What you have to do: Keep only the lines where "control" appears.

(Data entries)

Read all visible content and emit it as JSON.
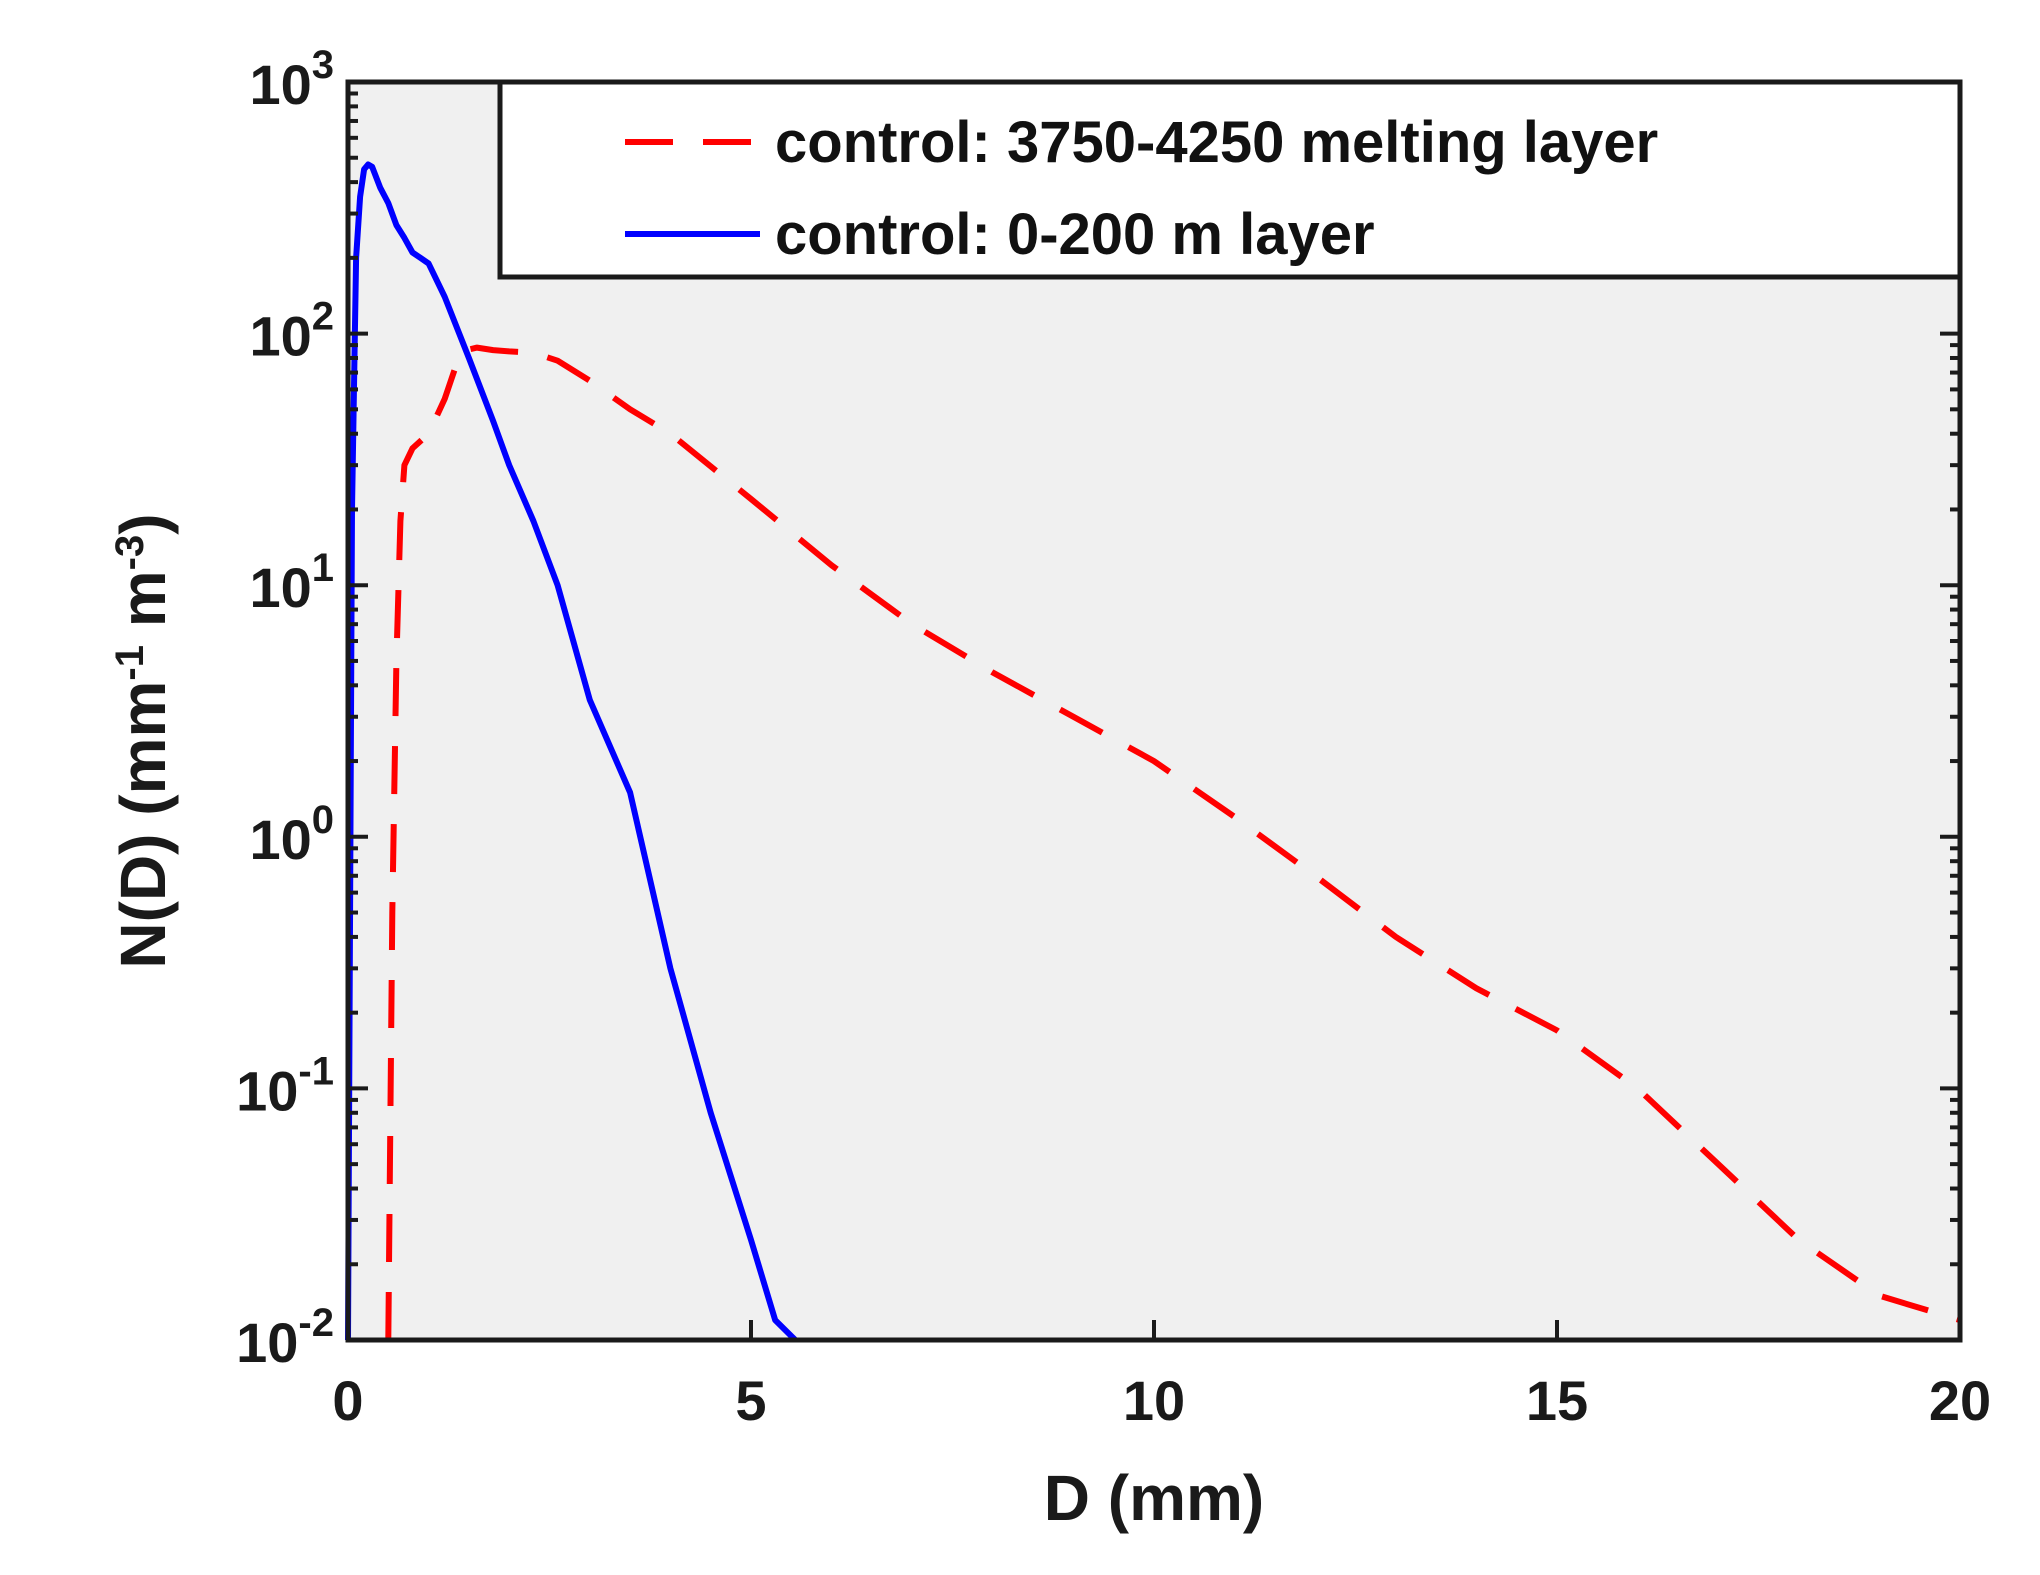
{
  "chart_data": {
    "type": "line",
    "xlabel": "D  (mm)",
    "ylabel": {
      "prefix": "N(D)   (mm",
      "exp1": "-1",
      "middle": " m",
      "exp2": "-3",
      "suffix": ")"
    },
    "xlim": [
      0,
      20
    ],
    "ylim": [
      0.01,
      1000
    ],
    "yscale": "log",
    "grid": false,
    "legend_position": "top-right",
    "background": "#f0f0f0",
    "x_ticks": [
      {
        "value": 0,
        "label": "0"
      },
      {
        "value": 5,
        "label": "5"
      },
      {
        "value": 10,
        "label": "10"
      },
      {
        "value": 15,
        "label": "15"
      },
      {
        "value": 20,
        "label": "20"
      }
    ],
    "y_ticks": [
      {
        "value": 0.01,
        "base": "10",
        "exp": "-2"
      },
      {
        "value": 0.1,
        "base": "10",
        "exp": "-1"
      },
      {
        "value": 1,
        "base": "10",
        "exp": "0"
      },
      {
        "value": 10,
        "base": "10",
        "exp": "1"
      },
      {
        "value": 100,
        "base": "10",
        "exp": "2"
      },
      {
        "value": 1000,
        "base": "10",
        "exp": "3"
      }
    ],
    "series": [
      {
        "name": "control: 3750-4250 melting layer",
        "color": "#ff0000",
        "style": "dashed",
        "x": [
          0.5,
          0.55,
          0.6,
          0.65,
          0.7,
          0.8,
          1.0,
          1.2,
          1.4,
          1.6,
          1.8,
          2.0,
          2.3,
          2.6,
          3.0,
          3.5,
          4.0,
          5.0,
          6.0,
          7.0,
          8.0,
          9.0,
          10.0,
          11.0,
          12.0,
          13.0,
          14.0,
          15.0,
          16.0,
          17.0,
          18.0,
          19.0,
          20.0
        ],
        "y": [
          0.01,
          0.5,
          5,
          18,
          30,
          35,
          40,
          55,
          85,
          88,
          86,
          85,
          84,
          78,
          65,
          50,
          40,
          22,
          12,
          7,
          4.5,
          3,
          2,
          1.2,
          0.7,
          0.4,
          0.25,
          0.17,
          0.1,
          0.05,
          0.025,
          0.015,
          0.012
        ]
      },
      {
        "name": "control: 0-200 m layer",
        "color": "#0000ff",
        "style": "solid",
        "x": [
          0.0,
          0.05,
          0.1,
          0.15,
          0.2,
          0.25,
          0.3,
          0.4,
          0.5,
          0.6,
          0.7,
          0.8,
          0.9,
          1.0,
          1.2,
          1.5,
          1.8,
          2.0,
          2.3,
          2.6,
          3.0,
          3.5,
          4.0,
          4.5,
          5.0,
          5.3,
          5.55
        ],
        "y": [
          0.01,
          20,
          200,
          350,
          450,
          470,
          460,
          380,
          330,
          270,
          240,
          210,
          200,
          190,
          140,
          80,
          45,
          30,
          18,
          10,
          3.5,
          1.5,
          0.3,
          0.08,
          0.025,
          0.012,
          0.01
        ]
      }
    ]
  }
}
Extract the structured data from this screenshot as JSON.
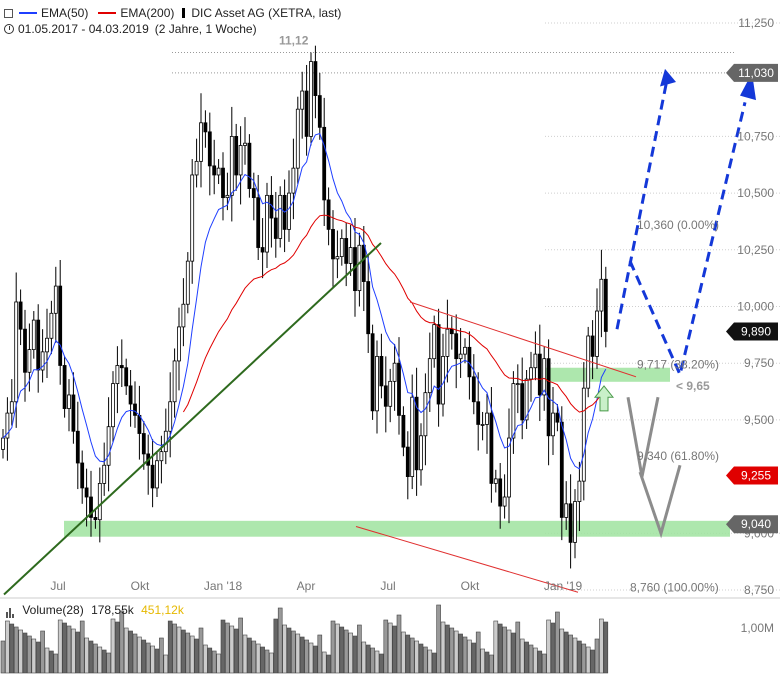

Finished answer:
        "name": "control: 3750-4250 melting layer",
        "name": "control: 0-200 m layer",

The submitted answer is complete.